Materials provided:

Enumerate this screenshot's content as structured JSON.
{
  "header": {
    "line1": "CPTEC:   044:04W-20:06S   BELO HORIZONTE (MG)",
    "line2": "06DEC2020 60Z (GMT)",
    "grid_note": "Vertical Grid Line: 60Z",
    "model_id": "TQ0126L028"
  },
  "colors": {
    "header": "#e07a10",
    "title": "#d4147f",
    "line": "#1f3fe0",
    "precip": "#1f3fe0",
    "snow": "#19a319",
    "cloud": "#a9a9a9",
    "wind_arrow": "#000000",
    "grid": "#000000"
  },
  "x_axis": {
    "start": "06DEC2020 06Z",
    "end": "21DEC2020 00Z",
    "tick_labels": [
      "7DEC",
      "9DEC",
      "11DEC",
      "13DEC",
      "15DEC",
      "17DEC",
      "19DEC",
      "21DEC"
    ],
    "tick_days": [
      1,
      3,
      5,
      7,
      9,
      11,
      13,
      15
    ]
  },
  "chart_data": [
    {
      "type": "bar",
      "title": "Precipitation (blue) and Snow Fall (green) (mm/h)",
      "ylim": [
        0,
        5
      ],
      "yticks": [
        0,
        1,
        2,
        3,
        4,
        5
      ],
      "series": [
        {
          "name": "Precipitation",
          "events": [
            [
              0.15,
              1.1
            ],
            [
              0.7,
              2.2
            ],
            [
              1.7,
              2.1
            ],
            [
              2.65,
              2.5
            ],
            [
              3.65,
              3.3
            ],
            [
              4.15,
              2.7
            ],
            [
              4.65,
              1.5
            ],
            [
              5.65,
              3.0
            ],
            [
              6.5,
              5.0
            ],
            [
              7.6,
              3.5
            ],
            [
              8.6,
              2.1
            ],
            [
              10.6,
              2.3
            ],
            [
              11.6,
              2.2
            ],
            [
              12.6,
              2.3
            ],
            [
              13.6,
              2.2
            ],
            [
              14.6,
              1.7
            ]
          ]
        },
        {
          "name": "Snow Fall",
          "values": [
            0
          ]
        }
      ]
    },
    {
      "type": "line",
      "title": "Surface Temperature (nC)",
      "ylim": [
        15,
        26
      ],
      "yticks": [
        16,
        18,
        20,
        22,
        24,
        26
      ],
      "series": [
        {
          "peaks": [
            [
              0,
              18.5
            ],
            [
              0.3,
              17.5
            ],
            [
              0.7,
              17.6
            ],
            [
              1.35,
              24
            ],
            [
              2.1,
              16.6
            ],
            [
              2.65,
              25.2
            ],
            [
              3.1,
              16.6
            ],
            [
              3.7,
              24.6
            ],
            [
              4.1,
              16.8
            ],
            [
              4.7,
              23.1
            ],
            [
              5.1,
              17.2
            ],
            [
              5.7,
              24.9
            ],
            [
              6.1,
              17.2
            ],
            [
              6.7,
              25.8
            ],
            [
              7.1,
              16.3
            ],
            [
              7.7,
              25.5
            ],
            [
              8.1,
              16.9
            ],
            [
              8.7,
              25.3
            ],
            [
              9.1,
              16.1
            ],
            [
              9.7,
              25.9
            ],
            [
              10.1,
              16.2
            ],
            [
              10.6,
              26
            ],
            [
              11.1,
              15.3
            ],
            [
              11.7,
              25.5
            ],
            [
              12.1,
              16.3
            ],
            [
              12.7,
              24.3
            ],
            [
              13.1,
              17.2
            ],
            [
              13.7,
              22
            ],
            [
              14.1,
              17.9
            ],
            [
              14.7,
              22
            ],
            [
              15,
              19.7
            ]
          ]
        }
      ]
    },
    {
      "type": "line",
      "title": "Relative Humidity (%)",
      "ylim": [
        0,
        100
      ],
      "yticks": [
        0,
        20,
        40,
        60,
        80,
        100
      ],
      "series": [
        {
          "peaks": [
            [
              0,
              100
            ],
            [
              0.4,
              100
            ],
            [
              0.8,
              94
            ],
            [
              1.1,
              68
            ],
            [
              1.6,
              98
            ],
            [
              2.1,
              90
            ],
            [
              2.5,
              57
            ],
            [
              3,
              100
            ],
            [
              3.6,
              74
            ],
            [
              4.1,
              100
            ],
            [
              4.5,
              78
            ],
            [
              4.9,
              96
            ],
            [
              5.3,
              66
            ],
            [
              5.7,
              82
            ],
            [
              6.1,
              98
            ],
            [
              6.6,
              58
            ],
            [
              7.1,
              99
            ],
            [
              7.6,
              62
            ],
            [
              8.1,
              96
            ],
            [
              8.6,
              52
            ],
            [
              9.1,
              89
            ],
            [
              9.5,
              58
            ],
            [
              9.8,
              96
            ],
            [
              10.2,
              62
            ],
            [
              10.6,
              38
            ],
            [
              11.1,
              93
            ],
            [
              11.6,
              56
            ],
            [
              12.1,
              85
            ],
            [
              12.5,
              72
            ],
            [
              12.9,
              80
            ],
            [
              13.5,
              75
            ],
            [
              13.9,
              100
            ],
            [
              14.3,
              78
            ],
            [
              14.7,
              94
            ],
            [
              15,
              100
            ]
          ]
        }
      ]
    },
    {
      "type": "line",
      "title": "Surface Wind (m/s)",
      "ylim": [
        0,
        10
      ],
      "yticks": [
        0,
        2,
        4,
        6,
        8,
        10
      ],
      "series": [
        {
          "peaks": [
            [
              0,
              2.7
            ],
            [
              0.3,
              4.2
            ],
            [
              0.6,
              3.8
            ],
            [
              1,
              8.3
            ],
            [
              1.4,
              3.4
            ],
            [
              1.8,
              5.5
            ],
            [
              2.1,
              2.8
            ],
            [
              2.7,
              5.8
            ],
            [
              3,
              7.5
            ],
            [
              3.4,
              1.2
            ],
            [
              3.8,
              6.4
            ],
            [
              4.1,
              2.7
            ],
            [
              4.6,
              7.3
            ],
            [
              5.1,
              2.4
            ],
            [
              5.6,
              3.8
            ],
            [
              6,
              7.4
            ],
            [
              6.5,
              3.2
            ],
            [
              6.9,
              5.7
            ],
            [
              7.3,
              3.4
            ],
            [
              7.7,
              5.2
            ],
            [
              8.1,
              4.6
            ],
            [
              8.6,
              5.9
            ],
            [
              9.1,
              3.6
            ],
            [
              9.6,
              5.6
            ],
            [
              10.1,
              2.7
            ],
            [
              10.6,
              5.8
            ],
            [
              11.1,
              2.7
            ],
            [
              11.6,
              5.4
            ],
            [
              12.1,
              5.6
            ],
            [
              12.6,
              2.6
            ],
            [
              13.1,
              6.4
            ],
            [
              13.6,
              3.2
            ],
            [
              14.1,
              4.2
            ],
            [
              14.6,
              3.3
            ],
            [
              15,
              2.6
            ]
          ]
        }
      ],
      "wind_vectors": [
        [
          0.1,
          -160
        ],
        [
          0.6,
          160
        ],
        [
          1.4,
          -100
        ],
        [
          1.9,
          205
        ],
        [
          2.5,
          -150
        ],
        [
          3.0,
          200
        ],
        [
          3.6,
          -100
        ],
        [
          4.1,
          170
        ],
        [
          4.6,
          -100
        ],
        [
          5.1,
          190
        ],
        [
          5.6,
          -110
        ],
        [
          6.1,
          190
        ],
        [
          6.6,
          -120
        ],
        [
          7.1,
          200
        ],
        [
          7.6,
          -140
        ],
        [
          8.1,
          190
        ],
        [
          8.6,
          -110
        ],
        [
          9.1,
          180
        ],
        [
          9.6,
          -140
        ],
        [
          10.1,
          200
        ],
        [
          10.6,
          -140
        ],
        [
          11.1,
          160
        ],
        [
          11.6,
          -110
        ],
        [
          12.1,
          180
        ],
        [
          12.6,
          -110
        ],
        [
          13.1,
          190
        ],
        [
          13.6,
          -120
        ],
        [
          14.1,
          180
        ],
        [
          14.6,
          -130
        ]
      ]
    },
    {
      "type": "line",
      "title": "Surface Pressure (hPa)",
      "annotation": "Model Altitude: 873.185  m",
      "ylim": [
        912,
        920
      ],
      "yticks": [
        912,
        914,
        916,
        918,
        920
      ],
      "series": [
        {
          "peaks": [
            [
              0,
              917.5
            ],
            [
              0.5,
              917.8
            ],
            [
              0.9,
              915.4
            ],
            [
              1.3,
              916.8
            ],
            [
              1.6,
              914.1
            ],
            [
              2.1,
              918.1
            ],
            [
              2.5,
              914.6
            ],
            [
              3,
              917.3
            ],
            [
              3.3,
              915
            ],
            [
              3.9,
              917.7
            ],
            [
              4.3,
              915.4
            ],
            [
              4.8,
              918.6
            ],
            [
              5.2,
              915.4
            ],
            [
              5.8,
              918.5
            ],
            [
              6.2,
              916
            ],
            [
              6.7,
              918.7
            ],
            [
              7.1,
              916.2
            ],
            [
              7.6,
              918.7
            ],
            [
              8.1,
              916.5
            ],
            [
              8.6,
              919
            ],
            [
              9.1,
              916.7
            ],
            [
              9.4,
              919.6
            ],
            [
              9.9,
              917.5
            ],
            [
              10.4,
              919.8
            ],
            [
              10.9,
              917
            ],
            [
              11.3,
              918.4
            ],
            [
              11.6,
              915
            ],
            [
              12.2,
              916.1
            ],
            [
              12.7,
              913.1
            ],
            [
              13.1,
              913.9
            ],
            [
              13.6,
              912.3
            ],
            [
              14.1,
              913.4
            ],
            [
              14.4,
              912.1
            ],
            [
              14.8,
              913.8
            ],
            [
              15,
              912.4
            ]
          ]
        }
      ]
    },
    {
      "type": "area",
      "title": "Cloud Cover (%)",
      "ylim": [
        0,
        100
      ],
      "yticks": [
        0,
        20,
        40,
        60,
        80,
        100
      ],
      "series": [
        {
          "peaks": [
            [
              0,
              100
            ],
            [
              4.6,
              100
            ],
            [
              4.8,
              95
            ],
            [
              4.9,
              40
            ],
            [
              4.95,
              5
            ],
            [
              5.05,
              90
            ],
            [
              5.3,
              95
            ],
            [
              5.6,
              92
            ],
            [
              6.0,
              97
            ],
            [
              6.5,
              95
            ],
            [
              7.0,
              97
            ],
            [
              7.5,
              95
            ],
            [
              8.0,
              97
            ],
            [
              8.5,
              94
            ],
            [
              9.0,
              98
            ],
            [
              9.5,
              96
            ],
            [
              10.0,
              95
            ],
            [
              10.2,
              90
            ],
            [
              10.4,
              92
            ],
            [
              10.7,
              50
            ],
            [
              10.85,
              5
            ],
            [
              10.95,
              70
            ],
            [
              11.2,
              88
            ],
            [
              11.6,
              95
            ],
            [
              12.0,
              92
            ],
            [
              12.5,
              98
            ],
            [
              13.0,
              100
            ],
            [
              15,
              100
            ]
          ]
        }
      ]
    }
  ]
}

To be done:
Copy out each line of the material that holds the word "Surface".

Result:
      "title": "Surface Temperature (nC)",
      "title": "Surface Wind (m/s)",
      "title": "Surface Pressure (hPa)",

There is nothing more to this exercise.